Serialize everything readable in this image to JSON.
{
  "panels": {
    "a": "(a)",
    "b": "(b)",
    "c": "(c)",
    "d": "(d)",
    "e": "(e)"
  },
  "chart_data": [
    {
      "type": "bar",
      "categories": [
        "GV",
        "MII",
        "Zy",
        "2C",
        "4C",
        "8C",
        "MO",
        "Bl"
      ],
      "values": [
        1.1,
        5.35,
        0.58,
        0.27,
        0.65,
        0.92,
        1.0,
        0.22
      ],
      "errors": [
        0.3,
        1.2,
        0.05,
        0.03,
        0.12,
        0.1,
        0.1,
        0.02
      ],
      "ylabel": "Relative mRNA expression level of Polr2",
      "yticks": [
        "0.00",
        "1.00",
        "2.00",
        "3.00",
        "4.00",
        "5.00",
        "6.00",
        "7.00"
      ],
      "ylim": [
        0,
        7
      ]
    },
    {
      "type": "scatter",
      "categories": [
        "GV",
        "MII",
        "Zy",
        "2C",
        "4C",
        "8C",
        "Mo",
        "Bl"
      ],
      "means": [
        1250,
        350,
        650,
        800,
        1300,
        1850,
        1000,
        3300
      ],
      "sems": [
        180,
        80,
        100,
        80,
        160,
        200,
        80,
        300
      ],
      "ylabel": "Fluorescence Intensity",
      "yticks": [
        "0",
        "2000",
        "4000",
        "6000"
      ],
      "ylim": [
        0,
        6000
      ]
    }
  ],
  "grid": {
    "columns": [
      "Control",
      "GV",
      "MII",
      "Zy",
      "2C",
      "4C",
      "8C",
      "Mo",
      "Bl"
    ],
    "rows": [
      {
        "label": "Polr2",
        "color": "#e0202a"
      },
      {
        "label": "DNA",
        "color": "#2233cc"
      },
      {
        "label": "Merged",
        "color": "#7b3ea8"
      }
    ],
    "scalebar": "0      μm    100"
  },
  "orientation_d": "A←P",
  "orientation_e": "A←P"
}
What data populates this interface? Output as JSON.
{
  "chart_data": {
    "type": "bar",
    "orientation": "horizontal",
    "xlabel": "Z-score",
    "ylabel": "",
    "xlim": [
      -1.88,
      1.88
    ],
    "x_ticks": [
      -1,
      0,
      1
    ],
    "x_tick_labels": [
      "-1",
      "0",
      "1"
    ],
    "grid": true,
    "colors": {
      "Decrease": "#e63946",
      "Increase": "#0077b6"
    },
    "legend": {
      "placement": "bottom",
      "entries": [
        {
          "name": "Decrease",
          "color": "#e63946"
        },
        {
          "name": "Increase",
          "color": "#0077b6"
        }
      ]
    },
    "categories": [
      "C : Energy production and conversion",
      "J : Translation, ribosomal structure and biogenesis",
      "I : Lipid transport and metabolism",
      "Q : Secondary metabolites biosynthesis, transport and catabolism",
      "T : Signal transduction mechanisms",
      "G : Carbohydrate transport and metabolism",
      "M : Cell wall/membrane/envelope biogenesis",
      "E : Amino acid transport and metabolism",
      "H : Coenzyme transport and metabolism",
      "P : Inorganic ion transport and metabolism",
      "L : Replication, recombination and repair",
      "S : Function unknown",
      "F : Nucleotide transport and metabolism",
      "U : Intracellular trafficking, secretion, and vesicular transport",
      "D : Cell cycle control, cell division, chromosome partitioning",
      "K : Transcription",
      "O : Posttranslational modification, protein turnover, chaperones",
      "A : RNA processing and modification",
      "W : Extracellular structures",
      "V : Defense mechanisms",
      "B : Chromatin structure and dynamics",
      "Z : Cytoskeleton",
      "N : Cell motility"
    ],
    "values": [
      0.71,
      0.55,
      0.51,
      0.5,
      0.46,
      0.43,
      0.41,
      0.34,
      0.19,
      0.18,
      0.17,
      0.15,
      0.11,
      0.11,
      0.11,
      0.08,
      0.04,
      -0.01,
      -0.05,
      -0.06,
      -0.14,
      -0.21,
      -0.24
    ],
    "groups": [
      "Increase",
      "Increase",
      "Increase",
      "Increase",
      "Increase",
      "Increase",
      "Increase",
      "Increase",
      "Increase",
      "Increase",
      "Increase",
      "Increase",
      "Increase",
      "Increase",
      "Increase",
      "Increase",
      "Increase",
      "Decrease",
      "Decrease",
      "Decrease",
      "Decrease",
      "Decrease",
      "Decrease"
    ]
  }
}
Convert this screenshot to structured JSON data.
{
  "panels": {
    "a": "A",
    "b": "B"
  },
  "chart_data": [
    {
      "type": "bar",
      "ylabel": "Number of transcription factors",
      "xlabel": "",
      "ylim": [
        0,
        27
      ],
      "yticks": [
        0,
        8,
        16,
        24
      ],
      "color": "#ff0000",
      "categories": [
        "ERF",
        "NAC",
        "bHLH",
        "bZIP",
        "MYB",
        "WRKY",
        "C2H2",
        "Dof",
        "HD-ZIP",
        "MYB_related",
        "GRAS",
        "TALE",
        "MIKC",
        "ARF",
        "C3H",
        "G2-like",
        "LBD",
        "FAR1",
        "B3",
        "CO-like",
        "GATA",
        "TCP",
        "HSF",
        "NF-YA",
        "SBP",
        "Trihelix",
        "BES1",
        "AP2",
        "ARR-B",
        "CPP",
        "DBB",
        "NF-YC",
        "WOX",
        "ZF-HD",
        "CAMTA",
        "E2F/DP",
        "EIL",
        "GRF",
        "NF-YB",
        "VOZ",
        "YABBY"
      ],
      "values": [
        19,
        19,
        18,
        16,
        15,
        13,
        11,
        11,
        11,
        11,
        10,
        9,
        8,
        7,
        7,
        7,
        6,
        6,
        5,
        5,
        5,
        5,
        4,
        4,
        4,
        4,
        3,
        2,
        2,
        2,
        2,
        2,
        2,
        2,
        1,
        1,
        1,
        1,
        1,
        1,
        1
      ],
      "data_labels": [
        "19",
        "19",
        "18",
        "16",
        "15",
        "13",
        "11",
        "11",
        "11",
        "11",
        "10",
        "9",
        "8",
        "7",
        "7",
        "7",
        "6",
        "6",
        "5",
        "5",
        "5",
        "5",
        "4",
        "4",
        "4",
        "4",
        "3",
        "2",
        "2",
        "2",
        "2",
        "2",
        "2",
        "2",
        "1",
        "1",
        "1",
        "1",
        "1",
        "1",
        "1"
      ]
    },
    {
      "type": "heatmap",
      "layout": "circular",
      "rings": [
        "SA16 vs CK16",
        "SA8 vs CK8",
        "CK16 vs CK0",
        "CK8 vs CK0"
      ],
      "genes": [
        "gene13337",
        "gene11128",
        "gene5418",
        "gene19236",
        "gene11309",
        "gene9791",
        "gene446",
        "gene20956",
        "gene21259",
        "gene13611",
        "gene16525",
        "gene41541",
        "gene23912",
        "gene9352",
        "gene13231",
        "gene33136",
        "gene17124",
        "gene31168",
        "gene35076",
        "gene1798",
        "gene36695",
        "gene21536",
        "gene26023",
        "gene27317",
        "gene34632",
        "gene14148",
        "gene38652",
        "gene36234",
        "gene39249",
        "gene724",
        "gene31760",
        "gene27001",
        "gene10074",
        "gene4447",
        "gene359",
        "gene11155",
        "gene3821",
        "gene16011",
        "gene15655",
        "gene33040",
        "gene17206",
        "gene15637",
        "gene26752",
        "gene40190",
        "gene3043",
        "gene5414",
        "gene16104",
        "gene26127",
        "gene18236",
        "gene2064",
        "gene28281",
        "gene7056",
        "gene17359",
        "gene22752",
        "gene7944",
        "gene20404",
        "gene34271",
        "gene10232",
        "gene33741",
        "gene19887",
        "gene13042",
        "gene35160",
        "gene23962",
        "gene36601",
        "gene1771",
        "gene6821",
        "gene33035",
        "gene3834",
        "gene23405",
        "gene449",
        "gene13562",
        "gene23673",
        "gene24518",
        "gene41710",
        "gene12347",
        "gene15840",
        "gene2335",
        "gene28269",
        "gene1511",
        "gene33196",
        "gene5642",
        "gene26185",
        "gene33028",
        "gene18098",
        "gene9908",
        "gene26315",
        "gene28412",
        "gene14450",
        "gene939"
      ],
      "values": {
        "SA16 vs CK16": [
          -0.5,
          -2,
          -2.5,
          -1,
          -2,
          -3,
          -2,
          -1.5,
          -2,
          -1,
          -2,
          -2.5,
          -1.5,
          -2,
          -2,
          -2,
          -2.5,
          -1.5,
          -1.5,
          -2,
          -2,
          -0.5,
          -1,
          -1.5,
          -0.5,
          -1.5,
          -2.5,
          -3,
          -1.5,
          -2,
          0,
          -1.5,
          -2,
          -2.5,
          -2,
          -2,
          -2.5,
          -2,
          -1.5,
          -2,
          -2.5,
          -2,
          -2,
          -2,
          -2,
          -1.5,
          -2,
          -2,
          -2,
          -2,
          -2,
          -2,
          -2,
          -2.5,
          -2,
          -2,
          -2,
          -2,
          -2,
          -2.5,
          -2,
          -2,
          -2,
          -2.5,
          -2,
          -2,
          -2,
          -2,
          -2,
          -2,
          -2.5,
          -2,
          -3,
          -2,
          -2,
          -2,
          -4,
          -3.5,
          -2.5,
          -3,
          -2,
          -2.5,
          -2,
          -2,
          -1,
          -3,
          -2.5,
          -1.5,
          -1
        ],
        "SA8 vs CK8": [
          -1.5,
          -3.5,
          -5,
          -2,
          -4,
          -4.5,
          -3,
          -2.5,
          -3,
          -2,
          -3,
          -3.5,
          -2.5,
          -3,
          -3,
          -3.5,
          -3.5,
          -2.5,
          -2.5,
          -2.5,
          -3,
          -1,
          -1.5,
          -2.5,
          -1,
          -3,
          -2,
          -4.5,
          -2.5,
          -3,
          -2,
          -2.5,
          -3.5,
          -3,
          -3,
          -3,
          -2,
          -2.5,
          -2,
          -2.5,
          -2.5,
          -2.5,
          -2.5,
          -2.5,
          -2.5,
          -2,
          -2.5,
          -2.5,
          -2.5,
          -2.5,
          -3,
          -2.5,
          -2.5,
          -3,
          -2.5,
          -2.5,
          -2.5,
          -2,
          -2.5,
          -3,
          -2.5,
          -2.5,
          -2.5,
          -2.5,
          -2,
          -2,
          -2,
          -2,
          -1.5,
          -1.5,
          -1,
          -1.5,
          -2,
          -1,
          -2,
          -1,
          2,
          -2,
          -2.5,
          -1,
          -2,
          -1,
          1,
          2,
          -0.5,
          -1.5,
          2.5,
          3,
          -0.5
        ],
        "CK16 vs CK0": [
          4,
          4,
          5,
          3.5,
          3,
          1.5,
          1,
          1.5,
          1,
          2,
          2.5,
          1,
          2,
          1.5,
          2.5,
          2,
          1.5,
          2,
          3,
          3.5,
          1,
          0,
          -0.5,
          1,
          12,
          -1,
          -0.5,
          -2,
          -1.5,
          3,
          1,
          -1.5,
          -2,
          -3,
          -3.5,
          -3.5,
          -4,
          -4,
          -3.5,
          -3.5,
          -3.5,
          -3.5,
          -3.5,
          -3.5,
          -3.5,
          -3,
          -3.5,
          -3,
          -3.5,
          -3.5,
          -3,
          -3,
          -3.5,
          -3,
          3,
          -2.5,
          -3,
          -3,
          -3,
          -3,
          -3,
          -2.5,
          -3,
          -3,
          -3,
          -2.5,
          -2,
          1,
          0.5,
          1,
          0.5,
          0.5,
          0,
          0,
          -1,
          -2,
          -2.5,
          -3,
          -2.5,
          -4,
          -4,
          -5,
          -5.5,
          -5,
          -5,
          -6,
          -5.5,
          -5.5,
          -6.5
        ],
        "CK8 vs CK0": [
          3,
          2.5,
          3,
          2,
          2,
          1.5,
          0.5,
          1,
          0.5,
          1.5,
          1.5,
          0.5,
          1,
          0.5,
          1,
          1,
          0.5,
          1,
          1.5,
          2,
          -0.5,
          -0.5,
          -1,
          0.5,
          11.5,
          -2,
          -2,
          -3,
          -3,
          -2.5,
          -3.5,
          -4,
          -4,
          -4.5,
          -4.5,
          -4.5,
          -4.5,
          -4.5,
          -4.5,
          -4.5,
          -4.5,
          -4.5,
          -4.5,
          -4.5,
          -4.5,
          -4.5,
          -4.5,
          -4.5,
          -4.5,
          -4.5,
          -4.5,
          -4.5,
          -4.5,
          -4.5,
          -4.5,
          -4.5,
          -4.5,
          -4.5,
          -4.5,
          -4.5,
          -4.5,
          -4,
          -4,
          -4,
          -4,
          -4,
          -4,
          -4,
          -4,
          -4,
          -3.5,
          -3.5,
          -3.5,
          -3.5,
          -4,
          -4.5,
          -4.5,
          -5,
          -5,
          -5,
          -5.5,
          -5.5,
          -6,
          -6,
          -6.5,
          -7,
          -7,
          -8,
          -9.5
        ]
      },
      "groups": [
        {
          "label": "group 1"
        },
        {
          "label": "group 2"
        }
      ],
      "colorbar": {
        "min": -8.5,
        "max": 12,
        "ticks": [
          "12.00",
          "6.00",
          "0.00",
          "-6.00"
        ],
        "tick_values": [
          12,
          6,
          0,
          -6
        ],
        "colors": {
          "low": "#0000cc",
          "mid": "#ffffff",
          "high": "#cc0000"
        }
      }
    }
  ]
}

■ Work required ■
Pull out every line of the records that includes the string "JSON".

■ Solution for this exercise ■
Serialize everything readable in this image to JSON.
What data populates this interface? Output as JSON.
Convert this screenshot to structured JSON data.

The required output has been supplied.